- **Short task**
Rewrite the material from its first line through the line containing "tab-label: DI 数字信号 bbox=[89, 85, 154, 103]", inclusive, with every "redaction-block" changed to "masked-region" and everything else left as it is.

[Spatial annotation entries]
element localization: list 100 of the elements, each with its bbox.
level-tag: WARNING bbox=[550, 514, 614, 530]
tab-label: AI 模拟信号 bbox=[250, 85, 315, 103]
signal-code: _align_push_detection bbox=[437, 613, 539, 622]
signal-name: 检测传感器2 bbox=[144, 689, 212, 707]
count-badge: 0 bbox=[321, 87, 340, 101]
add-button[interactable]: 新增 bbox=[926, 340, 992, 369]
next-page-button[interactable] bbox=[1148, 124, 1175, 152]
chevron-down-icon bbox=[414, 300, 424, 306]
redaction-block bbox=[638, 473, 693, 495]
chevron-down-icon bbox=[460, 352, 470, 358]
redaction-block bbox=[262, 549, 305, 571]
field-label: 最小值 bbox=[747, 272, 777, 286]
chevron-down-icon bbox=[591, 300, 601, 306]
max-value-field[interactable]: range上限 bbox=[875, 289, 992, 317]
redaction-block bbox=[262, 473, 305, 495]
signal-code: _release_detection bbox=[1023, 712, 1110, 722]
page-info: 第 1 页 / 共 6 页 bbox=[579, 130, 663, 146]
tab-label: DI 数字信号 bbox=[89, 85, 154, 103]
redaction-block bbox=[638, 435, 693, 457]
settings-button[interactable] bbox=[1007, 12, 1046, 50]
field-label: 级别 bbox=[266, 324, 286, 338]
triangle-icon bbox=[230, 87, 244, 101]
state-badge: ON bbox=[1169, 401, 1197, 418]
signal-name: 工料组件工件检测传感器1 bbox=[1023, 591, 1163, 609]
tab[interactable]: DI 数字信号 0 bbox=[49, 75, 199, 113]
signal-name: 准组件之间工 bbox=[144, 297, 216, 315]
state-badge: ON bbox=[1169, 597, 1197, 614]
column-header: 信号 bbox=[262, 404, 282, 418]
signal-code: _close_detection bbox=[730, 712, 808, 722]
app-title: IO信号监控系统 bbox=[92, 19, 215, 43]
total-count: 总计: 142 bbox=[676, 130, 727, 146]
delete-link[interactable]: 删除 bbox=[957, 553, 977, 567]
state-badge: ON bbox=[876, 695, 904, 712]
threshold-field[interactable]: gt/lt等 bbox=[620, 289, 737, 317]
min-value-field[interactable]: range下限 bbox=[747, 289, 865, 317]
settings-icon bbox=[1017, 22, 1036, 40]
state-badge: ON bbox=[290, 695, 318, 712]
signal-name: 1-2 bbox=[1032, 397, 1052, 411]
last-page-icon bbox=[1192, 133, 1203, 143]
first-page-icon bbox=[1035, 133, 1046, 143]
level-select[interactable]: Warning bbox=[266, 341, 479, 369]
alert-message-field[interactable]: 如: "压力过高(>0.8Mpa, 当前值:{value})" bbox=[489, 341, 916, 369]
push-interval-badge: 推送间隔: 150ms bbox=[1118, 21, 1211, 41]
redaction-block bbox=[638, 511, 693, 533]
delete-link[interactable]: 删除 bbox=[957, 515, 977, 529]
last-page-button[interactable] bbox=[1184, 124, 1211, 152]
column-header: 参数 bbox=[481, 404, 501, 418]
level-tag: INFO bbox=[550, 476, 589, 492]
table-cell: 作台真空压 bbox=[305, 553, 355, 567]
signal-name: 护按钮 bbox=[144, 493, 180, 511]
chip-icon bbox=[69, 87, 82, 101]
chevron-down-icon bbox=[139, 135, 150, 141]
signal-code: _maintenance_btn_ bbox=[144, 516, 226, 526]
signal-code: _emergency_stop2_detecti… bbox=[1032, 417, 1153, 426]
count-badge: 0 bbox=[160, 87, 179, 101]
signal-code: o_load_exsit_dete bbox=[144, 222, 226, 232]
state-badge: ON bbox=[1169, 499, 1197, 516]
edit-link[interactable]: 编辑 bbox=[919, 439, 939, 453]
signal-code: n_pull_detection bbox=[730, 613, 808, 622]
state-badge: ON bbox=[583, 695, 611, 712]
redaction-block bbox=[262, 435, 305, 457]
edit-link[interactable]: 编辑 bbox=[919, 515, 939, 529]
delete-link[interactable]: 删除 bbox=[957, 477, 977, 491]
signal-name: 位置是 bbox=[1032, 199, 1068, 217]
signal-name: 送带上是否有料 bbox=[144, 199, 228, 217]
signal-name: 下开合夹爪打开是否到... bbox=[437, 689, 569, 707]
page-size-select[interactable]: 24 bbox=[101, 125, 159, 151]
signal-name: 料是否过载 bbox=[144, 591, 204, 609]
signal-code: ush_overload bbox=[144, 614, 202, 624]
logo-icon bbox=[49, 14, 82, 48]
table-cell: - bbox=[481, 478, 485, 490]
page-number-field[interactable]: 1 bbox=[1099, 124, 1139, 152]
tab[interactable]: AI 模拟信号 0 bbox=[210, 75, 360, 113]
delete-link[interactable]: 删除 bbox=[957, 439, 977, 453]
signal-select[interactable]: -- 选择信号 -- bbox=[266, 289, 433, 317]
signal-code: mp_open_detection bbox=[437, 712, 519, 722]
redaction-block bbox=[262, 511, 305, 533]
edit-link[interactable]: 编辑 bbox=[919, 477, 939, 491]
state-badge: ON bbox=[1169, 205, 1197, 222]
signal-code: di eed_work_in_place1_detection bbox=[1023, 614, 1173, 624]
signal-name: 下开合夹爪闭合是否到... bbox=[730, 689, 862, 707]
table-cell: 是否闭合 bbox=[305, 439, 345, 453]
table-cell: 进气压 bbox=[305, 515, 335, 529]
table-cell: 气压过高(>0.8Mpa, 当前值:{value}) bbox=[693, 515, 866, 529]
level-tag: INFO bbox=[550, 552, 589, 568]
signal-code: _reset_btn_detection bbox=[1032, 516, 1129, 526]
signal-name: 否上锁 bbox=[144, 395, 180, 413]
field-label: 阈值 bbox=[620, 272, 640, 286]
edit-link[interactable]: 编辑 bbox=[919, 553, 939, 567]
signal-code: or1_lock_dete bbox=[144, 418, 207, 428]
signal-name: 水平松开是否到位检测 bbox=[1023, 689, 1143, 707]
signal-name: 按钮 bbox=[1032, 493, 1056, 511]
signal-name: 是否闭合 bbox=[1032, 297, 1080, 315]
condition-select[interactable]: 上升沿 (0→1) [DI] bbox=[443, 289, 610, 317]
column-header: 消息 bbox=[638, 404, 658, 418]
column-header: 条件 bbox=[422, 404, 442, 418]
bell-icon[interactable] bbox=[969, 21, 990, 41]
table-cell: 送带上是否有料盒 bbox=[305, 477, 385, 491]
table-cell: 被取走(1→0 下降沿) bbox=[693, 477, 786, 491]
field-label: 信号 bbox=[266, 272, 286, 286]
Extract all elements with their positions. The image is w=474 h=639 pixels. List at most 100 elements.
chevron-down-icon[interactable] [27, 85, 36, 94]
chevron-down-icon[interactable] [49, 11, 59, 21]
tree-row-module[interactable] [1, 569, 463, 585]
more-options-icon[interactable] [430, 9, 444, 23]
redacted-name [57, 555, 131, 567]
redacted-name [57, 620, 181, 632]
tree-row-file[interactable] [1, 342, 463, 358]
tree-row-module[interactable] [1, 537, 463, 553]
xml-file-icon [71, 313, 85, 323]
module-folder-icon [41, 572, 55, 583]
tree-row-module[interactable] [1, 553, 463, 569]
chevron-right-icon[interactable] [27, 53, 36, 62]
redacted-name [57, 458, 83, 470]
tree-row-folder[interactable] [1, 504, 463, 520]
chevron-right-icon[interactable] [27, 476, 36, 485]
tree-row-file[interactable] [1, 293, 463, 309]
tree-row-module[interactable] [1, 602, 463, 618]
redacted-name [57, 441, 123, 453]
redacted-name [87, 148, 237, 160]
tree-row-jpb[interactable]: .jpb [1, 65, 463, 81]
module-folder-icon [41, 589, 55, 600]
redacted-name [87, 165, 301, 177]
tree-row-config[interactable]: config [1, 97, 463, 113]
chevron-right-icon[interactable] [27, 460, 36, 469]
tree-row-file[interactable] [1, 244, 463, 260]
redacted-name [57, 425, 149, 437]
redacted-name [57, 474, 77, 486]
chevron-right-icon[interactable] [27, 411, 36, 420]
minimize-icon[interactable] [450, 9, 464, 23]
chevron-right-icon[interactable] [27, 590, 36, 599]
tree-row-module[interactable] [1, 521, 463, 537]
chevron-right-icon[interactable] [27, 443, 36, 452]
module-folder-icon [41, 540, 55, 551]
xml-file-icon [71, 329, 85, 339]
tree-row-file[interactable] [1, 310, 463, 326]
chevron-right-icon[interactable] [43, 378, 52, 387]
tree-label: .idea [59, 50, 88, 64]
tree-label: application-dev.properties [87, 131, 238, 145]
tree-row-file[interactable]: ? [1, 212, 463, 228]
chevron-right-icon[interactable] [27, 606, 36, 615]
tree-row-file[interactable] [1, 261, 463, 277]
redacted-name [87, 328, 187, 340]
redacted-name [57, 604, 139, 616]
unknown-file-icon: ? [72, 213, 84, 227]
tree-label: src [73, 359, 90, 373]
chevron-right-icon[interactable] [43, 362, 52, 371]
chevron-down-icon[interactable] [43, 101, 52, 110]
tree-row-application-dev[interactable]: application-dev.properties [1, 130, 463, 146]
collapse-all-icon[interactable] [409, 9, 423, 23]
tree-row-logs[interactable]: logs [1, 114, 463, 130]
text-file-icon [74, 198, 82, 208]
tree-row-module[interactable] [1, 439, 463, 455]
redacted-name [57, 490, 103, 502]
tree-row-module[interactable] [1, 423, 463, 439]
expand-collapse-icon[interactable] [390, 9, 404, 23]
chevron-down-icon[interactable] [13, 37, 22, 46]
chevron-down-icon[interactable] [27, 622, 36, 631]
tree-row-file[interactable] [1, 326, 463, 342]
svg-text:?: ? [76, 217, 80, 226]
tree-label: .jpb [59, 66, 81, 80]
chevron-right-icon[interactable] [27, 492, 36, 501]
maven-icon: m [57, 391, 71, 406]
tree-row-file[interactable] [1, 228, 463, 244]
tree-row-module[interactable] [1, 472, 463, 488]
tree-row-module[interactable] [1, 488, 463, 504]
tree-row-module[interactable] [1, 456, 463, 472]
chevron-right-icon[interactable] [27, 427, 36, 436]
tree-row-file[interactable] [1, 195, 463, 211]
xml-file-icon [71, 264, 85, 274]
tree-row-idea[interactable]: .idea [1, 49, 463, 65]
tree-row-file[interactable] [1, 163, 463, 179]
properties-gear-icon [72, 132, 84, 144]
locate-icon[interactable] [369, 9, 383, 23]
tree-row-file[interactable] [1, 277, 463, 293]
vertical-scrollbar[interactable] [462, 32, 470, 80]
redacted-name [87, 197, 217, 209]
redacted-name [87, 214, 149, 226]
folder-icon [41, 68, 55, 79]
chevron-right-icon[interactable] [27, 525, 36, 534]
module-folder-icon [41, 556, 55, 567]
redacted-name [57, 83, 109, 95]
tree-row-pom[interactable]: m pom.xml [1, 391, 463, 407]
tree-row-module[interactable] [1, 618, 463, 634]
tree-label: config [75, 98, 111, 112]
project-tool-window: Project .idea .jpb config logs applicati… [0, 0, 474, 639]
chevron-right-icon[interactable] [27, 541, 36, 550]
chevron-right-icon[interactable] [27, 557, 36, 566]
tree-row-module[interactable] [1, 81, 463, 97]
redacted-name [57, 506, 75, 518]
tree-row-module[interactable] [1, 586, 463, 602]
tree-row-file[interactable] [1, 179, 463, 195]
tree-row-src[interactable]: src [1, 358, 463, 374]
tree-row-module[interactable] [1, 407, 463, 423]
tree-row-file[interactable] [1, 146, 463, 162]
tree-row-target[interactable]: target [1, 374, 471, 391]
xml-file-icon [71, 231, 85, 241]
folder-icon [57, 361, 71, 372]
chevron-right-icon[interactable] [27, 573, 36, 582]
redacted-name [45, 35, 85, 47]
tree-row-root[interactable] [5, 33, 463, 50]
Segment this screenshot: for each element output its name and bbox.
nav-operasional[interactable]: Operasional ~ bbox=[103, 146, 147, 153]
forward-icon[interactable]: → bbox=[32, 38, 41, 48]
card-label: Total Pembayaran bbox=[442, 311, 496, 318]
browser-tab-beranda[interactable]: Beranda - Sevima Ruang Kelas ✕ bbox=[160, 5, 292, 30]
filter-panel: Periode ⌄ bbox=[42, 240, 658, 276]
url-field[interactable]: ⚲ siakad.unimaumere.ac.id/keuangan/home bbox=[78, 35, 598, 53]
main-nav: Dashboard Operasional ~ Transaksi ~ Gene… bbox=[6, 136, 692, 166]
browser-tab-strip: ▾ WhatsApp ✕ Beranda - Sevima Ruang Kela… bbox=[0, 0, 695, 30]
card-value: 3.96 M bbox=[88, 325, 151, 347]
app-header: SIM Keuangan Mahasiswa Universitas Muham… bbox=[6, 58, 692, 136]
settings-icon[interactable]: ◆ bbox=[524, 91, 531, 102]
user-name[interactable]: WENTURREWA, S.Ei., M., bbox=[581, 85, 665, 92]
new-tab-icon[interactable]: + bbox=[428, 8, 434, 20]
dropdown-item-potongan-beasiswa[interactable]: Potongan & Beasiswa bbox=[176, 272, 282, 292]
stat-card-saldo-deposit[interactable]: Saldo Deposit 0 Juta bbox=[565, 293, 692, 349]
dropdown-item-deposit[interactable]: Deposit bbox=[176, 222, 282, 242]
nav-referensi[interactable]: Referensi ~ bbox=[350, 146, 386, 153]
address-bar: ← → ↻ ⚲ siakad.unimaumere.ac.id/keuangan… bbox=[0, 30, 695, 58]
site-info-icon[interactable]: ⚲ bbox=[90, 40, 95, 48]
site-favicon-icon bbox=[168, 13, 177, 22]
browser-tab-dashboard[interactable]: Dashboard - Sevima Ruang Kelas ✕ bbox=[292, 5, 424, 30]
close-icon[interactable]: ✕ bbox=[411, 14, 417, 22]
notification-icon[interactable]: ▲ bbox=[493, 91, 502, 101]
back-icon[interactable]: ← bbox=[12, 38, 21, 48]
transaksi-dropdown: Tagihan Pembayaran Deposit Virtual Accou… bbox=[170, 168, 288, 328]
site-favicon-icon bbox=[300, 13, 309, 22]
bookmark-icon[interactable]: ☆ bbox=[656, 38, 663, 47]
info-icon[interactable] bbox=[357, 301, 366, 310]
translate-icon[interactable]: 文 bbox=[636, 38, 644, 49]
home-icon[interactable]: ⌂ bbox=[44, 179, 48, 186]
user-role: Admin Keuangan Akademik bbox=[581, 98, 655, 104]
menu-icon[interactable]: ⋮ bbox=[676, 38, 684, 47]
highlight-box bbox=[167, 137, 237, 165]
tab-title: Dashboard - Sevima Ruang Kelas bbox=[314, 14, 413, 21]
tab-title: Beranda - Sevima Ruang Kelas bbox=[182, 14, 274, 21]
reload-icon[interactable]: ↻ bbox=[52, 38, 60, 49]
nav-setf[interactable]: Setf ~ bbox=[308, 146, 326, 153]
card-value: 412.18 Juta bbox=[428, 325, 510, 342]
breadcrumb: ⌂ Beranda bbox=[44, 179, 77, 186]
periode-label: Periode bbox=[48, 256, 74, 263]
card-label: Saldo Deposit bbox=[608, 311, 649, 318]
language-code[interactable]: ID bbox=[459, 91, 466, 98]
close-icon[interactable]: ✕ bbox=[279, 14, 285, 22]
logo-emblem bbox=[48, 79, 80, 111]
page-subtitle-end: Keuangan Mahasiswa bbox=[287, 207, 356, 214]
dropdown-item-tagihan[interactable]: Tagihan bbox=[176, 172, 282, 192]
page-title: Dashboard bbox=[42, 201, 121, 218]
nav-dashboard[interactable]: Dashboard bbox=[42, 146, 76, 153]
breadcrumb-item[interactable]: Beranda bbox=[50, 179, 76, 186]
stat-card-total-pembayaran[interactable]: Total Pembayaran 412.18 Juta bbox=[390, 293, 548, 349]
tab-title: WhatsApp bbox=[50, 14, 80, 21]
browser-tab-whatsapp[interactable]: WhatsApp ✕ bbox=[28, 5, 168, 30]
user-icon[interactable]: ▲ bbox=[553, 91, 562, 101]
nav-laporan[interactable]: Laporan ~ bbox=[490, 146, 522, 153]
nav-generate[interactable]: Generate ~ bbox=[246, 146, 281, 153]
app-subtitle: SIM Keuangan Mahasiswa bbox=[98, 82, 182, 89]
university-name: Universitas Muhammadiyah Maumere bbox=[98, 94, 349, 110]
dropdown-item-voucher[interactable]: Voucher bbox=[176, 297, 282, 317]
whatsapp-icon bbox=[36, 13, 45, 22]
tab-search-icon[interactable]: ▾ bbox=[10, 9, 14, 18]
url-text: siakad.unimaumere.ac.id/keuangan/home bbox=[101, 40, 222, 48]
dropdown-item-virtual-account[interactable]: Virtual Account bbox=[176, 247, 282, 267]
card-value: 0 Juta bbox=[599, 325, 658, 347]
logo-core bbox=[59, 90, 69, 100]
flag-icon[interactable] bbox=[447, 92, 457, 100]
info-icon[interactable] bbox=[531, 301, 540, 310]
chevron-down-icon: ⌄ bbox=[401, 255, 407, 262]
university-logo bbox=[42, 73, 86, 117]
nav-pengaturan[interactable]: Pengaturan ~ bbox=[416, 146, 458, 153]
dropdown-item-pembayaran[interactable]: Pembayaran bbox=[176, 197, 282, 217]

- **Final answer**
element localization: list 100 of the elements, each with its bbox.
level-tag: WARNING bbox=[550, 514, 614, 530]
tab-label: AI 模拟信号 bbox=[250, 85, 315, 103]
signal-code: _align_push_detection bbox=[437, 613, 539, 622]
signal-name: 检测传感器2 bbox=[144, 689, 212, 707]
count-badge: 0 bbox=[321, 87, 340, 101]
add-button[interactable]: 新增 bbox=[926, 340, 992, 369]
next-page-button[interactable] bbox=[1148, 124, 1175, 152]
chevron-down-icon bbox=[414, 300, 424, 306]
masked-region bbox=[638, 473, 693, 495]
chevron-down-icon bbox=[460, 352, 470, 358]
masked-region bbox=[262, 549, 305, 571]
field-label: 最小值 bbox=[747, 272, 777, 286]
chevron-down-icon bbox=[591, 300, 601, 306]
max-value-field[interactable]: range上限 bbox=[875, 289, 992, 317]
masked-region bbox=[262, 473, 305, 495]
signal-code: _release_detection bbox=[1023, 712, 1110, 722]
page-info: 第 1 页 / 共 6 页 bbox=[579, 130, 663, 146]
tab-label: DI 数字信号 bbox=[89, 85, 154, 103]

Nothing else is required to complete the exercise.